> [WORK INSTRUCTIONS] Send back the entries below exactly as they appear.

■ ■ ■

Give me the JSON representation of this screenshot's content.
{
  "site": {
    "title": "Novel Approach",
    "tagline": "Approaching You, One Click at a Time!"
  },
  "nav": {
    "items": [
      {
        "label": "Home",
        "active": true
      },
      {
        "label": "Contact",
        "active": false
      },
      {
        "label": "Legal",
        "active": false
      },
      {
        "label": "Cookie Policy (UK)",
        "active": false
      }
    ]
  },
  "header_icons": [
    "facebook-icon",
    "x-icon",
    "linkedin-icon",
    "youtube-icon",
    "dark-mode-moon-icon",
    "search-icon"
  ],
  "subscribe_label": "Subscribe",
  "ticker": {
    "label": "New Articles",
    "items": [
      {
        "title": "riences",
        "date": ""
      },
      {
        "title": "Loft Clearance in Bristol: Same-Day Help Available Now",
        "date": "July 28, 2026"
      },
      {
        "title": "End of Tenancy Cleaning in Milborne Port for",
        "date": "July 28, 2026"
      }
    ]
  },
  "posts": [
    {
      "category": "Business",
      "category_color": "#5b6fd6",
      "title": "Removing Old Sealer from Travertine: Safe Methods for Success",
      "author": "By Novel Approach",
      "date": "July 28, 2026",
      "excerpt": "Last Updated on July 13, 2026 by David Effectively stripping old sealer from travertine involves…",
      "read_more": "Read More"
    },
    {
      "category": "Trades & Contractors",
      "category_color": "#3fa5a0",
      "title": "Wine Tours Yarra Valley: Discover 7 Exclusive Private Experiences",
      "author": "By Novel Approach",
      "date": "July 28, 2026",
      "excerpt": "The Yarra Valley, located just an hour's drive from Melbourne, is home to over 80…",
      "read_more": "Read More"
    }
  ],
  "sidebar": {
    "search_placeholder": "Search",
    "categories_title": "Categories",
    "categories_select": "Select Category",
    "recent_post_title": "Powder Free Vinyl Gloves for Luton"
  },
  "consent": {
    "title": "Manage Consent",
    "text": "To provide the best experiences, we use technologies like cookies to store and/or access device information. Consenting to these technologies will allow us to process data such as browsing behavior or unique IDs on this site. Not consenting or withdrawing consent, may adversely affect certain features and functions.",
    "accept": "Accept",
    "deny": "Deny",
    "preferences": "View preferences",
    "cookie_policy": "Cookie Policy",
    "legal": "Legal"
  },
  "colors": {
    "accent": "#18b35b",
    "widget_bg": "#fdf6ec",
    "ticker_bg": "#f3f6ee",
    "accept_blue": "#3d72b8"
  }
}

■ ■ ■

> [RESPONSE TO THIS EXERCISE]
Give me the JSON representation of this screenshot's content.
{
  "site": {
    "title": "Novel Approach",
    "tagline": "Approaching You, One Click at a Time!"
  },
  "nav": {
    "items": [
      {
        "label": "Home",
        "active": true
      },
      {
        "label": "Contact",
        "active": false
      },
      {
        "label": "Legal",
        "active": false
      },
      {
        "label": "Cookie Policy (UK)",
        "active": false
      }
    ]
  },
  "header_icons": [
    "facebook-icon",
    "x-icon",
    "linkedin-icon",
    "youtube-icon",
    "dark-mode-moon-icon",
    "search-icon"
  ],
  "subscribe_label": "Subscribe",
  "ticker": {
    "label": "New Articles",
    "items": [
      {
        "title": "riences",
        "date": ""
      },
      {
        "title": "Loft Clearance in Bristol: Same-Day Help Available Now",
        "date": "July 28, 2026"
      },
      {
        "title": "End of Tenancy Cleaning in Milborne Port for",
        "date": "July 28, 2026"
      }
    ]
  },
  "posts": [
    {
      "category": "Business",
      "category_color": "#5b6fd6",
      "title": "Removing Old Sealer from Travertine: Safe Methods for Success",
      "author": "By Novel Approach",
      "date": "July 28, 2026",
      "excerpt": "Last Updated on July 13, 2026 by David Effectively stripping old sealer from travertine involves…",
      "read_more": "Read More"
    },
    {
      "category": "Trades & Contractors",
      "category_color": "#3fa5a0",
      "title": "Wine Tours Yarra Valley: Discover 7 Exclusive Private Experiences",
      "author": "By Novel Approach",
      "date": "July 28, 2026",
      "excerpt": "The Yarra Valley, located just an hour's drive from Melbourne, is home to over 80…",
      "read_more": "Read More"
    }
  ],
  "sidebar": {
    "search_placeholder": "Search",
    "categories_title": "Categories",
    "categories_select": "Select Category",
    "recent_post_title": "Powder Free Vinyl Gloves for Luton"
  },
  "consent": {
    "title": "Manage Consent",
    "text": "To provide the best experiences, we use technologies like cookies to store and/or access device information. Consenting to these technologies will allow us to process data such as browsing behavior or unique IDs on this site. Not consenting or withdrawing consent, may adversely affect certain features and functions.",
    "accept": "Accept",
    "deny": "Deny",
    "preferences": "View preferences",
    "cookie_policy": "Cookie Policy",
    "legal": "Legal"
  },
  "colors": {
    "accent": "#18b35b",
    "widget_bg": "#fdf6ec",
    "ticker_bg": "#f3f6ee",
    "accept_blue": "#3d72b8"
  }
}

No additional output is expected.